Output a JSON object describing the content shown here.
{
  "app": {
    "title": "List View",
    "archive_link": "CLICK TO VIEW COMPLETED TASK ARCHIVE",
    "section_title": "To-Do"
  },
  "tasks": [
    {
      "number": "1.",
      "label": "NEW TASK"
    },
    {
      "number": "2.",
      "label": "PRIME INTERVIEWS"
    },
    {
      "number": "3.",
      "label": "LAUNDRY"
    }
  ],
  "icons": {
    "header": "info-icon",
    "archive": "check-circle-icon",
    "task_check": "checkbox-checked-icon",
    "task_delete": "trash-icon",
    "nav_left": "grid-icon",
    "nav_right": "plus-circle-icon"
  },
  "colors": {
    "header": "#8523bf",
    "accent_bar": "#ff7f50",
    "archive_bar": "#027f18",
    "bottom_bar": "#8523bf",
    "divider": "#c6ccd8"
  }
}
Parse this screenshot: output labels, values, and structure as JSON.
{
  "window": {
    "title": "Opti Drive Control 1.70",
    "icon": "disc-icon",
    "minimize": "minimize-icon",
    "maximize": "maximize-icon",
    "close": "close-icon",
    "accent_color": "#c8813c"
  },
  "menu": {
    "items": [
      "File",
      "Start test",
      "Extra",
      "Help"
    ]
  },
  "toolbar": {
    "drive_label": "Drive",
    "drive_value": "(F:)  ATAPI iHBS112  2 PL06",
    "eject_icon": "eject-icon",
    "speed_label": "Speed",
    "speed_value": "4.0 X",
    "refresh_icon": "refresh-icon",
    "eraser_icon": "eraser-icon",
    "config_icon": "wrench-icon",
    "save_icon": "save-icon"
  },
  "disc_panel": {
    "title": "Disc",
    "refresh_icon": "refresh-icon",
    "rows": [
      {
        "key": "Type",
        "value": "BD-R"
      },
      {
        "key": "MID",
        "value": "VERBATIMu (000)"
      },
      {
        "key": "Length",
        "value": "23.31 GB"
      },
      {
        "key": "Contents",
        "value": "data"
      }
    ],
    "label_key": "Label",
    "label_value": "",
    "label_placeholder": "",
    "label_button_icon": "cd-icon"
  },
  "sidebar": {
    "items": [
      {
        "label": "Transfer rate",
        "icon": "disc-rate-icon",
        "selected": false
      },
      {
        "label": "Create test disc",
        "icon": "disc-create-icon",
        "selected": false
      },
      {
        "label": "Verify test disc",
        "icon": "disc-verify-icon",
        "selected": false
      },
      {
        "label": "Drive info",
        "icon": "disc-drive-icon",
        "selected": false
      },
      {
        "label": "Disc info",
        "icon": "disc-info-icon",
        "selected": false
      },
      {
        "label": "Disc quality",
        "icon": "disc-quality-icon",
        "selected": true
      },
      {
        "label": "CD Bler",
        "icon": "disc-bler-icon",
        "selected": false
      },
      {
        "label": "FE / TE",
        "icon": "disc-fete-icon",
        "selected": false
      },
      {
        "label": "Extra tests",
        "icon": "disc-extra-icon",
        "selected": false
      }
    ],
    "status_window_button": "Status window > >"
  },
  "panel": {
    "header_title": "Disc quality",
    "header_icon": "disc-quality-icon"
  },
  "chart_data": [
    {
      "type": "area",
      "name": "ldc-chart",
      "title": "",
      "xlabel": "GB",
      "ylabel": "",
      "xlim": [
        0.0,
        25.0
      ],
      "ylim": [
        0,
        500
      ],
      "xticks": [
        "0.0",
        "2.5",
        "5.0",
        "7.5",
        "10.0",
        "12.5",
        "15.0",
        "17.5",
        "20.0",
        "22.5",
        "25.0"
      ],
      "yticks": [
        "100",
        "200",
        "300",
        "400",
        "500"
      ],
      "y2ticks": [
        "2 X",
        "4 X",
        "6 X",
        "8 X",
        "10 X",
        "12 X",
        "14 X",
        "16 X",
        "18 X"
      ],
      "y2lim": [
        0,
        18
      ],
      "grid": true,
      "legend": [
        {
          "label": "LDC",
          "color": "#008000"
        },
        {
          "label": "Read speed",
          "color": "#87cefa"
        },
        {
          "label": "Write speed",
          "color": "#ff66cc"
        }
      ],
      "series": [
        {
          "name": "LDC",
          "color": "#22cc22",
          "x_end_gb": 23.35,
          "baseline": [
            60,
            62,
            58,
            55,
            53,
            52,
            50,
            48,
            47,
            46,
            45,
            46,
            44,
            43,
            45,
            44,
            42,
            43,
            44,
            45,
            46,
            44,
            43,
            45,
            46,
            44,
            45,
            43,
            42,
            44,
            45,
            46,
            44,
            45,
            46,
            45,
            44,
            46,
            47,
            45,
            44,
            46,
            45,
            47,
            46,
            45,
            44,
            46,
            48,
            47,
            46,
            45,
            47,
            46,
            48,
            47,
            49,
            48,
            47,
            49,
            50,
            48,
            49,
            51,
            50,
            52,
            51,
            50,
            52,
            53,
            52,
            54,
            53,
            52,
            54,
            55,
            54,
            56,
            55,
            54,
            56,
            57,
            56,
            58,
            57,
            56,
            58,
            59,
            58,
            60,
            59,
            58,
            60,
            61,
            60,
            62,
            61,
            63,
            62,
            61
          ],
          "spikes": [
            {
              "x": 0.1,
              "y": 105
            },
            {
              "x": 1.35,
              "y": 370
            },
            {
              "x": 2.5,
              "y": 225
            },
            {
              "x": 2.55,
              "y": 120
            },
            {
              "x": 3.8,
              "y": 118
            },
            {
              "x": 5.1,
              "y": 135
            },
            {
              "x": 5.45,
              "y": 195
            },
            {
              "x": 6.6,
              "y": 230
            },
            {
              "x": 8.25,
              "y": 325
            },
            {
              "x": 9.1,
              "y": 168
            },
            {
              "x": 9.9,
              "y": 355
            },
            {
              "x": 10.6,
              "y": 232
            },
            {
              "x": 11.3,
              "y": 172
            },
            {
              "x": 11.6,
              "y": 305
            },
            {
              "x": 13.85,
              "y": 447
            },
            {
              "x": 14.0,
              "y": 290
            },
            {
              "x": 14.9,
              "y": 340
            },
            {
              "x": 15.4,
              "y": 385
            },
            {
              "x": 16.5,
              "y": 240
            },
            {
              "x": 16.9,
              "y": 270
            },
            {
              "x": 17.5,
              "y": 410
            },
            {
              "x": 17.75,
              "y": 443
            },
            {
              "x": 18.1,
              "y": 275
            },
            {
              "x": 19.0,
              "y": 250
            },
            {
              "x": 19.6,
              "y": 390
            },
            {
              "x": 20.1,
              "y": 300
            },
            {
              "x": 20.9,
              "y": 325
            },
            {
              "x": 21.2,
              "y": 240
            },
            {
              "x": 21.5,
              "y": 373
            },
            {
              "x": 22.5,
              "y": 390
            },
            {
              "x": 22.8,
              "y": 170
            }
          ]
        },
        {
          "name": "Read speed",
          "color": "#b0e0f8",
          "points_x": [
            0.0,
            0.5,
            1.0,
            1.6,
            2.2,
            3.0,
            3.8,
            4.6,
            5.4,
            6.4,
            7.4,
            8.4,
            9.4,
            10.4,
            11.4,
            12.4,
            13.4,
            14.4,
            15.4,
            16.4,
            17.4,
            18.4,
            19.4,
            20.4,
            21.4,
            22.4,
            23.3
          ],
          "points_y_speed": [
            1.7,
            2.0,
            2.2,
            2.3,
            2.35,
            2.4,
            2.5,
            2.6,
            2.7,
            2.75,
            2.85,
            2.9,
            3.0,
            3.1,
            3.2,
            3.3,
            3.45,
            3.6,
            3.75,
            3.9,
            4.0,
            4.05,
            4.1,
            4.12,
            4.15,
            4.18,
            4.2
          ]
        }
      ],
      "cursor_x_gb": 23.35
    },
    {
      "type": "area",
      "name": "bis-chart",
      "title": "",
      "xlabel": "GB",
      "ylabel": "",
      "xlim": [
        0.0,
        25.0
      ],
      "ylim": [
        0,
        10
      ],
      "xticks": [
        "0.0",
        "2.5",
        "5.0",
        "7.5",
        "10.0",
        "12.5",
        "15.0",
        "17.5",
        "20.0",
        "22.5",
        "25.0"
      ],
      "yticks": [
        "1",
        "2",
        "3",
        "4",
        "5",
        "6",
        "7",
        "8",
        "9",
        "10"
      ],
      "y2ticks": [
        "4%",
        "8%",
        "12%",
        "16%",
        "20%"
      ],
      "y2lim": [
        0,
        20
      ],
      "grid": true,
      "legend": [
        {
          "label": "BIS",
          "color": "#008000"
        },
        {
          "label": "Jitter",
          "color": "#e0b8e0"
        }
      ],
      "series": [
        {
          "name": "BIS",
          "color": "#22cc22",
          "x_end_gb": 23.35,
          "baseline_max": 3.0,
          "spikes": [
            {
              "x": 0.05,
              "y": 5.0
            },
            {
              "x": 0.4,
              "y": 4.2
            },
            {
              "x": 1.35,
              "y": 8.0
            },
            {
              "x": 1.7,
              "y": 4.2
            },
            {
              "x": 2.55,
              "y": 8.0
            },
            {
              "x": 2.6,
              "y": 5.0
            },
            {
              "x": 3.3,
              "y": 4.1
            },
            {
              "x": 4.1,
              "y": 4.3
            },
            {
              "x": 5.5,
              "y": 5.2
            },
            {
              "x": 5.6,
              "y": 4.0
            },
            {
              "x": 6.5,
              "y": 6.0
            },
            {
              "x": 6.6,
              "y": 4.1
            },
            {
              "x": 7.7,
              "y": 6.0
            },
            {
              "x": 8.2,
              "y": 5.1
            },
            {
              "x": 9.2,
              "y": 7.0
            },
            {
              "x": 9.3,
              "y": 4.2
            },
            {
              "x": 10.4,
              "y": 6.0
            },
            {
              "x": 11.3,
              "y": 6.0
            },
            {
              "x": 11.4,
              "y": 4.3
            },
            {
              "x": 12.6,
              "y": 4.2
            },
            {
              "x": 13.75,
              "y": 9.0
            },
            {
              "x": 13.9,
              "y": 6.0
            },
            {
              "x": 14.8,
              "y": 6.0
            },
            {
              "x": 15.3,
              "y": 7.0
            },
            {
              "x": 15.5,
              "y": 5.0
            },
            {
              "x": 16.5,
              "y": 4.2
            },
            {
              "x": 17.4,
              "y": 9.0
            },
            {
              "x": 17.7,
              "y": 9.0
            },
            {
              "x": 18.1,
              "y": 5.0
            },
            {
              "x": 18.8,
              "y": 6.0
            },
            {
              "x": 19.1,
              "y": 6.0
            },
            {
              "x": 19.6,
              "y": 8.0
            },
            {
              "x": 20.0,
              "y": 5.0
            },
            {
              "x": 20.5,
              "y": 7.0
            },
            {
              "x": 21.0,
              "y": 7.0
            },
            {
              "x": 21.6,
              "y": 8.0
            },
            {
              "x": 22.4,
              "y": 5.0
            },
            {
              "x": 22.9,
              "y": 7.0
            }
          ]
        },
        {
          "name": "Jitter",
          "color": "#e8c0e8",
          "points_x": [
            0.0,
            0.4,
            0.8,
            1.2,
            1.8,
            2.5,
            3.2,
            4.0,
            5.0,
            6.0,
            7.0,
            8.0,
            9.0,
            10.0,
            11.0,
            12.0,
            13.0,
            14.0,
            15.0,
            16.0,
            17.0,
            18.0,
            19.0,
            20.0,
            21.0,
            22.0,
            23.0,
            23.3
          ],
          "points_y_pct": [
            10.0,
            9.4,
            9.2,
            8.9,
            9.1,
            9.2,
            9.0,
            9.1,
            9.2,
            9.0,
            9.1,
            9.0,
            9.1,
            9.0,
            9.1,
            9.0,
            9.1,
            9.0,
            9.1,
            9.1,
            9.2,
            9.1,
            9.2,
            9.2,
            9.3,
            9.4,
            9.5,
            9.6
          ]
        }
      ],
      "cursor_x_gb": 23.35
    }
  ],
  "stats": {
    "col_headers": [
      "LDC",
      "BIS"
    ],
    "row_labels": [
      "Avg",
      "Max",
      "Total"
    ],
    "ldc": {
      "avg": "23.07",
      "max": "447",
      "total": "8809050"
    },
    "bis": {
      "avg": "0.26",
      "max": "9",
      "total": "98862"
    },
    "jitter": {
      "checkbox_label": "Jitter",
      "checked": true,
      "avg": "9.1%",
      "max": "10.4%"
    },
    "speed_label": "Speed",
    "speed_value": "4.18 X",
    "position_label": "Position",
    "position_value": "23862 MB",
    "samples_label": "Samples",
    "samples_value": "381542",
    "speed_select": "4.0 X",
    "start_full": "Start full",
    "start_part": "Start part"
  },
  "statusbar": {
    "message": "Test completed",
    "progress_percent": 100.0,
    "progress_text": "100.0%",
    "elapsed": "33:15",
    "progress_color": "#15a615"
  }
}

TASK DETAILS
Every line that holds the word "quality" should be extracted.

RESPONSE BELOW
        "label": "Disc quality",
        "icon": "disc-quality-icon",
    "header_title": "Disc quality",
    "header_icon": "disc-quality-icon"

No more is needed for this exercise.